**The data:**
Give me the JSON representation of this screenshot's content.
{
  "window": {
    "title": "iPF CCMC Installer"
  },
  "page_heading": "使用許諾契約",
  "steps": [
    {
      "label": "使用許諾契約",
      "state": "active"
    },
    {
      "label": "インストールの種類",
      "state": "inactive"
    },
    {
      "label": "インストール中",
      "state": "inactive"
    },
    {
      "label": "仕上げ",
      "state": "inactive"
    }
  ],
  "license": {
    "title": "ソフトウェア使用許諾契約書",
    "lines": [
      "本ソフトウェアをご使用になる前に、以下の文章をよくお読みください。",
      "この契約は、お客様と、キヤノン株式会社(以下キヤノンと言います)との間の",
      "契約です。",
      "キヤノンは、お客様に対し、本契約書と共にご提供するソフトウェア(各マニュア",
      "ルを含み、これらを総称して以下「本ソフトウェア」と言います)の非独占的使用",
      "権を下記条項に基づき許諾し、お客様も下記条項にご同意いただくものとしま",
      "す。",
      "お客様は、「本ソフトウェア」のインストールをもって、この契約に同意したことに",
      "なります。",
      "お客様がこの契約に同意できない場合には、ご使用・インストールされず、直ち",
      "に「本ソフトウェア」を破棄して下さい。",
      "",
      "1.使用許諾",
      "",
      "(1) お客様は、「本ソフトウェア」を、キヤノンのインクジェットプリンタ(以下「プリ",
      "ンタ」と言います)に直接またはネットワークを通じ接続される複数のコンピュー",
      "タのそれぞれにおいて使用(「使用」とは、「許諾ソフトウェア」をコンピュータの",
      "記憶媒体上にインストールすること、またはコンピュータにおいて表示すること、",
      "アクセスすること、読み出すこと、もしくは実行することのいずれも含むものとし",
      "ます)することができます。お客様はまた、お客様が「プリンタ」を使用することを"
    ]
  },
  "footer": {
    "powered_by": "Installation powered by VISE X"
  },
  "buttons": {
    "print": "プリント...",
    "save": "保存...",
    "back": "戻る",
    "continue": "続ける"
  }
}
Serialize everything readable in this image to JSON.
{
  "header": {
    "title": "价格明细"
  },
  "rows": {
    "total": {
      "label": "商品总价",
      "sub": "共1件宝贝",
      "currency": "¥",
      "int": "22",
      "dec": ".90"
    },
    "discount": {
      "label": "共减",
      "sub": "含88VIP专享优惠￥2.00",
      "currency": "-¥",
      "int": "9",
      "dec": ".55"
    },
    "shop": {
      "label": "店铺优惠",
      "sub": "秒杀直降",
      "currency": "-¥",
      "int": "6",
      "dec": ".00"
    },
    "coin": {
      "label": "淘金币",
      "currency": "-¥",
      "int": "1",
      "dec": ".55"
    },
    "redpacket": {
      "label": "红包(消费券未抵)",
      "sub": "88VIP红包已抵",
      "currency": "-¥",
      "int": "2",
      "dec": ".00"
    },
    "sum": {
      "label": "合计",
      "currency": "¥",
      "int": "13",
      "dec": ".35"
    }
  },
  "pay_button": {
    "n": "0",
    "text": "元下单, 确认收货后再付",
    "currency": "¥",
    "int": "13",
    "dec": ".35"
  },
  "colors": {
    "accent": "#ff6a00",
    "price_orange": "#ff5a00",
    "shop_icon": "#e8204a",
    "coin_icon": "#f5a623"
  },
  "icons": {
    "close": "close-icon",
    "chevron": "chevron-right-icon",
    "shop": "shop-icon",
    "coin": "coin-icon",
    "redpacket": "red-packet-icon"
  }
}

**Short exercise:**
From the records above, extract every entry exactly as given.

**Result:**
Give me the JSON representation of this screenshot's content.
{
  "window": {
    "title": "iPF CCMC Installer"
  },
  "page_heading": "使用許諾契約",
  "steps": [
    {
      "label": "使用許諾契約",
      "state": "active"
    },
    {
      "label": "インストールの種類",
      "state": "inactive"
    },
    {
      "label": "インストール中",
      "state": "inactive"
    },
    {
      "label": "仕上げ",
      "state": "inactive"
    }
  ],
  "license": {
    "title": "ソフトウェア使用許諾契約書",
    "lines": [
      "本ソフトウェアをご使用になる前に、以下の文章をよくお読みください。",
      "この契約は、お客様と、キヤノン株式会社(以下キヤノンと言います)との間の",
      "契約です。",
      "キヤノンは、お客様に対し、本契約書と共にご提供するソフトウェア(各マニュア",
      "ルを含み、これらを総称して以下「本ソフトウェア」と言います)の非独占的使用",
      "権を下記条項に基づき許諾し、お客様も下記条項にご同意いただくものとしま",
      "す。",
      "お客様は、「本ソフトウェア」のインストールをもって、この契約に同意したことに",
      "なります。",
      "お客様がこの契約に同意できない場合には、ご使用・インストールされず、直ち",
      "に「本ソフトウェア」を破棄して下さい。",
      "",
      "1.使用許諾",
      "",
      "(1) お客様は、「本ソフトウェア」を、キヤノンのインクジェットプリンタ(以下「プリ",
      "ンタ」と言います)に直接またはネットワークを通じ接続される複数のコンピュー",
      "タのそれぞれにおいて使用(「使用」とは、「許諾ソフトウェア」をコンピュータの",
      "記憶媒体上にインストールすること、またはコンピュータにおいて表示すること、",
      "アクセスすること、読み出すこと、もしくは実行することのいずれも含むものとし",
      "ます)することができます。お客様はまた、お客様が「プリンタ」を使用することを"
    ]
  },
  "footer": {
    "powered_by": "Installation powered by VISE X"
  },
  "buttons": {
    "print": "プリント...",
    "save": "保存...",
    "back": "戻る",
    "continue": "続ける"
  }
}
Serialize everything readable in this image to JSON.
{
  "header": {
    "title": "价格明细"
  },
  "rows": {
    "total": {
      "label": "商品总价",
      "sub": "共1件宝贝",
      "currency": "¥",
      "int": "22",
      "dec": ".90"
    },
    "discount": {
      "label": "共减",
      "sub": "含88VIP专享优惠￥2.00",
      "currency": "-¥",
      "int": "9",
      "dec": ".55"
    },
    "shop": {
      "label": "店铺优惠",
      "sub": "秒杀直降",
      "currency": "-¥",
      "int": "6",
      "dec": ".00"
    },
    "coin": {
      "label": "淘金币",
      "currency": "-¥",
      "int": "1",
      "dec": ".55"
    },
    "redpacket": {
      "label": "红包(消费券未抵)",
      "sub": "88VIP红包已抵",
      "currency": "-¥",
      "int": "2",
      "dec": ".00"
    },
    "sum": {
      "label": "合计",
      "currency": "¥",
      "int": "13",
      "dec": ".35"
    }
  },
  "pay_button": {
    "n": "0",
    "text": "元下单, 确认收货后再付",
    "currency": "¥",
    "int": "13",
    "dec": ".35"
  },
  "colors": {
    "accent": "#ff6a00",
    "price_orange": "#ff5a00",
    "shop_icon": "#e8204a",
    "coin_icon": "#f5a623"
  },
  "icons": {
    "close": "close-icon",
    "chevron": "chevron-right-icon",
    "shop": "shop-icon",
    "coin": "coin-icon",
    "redpacket": "red-packet-icon"
  }
}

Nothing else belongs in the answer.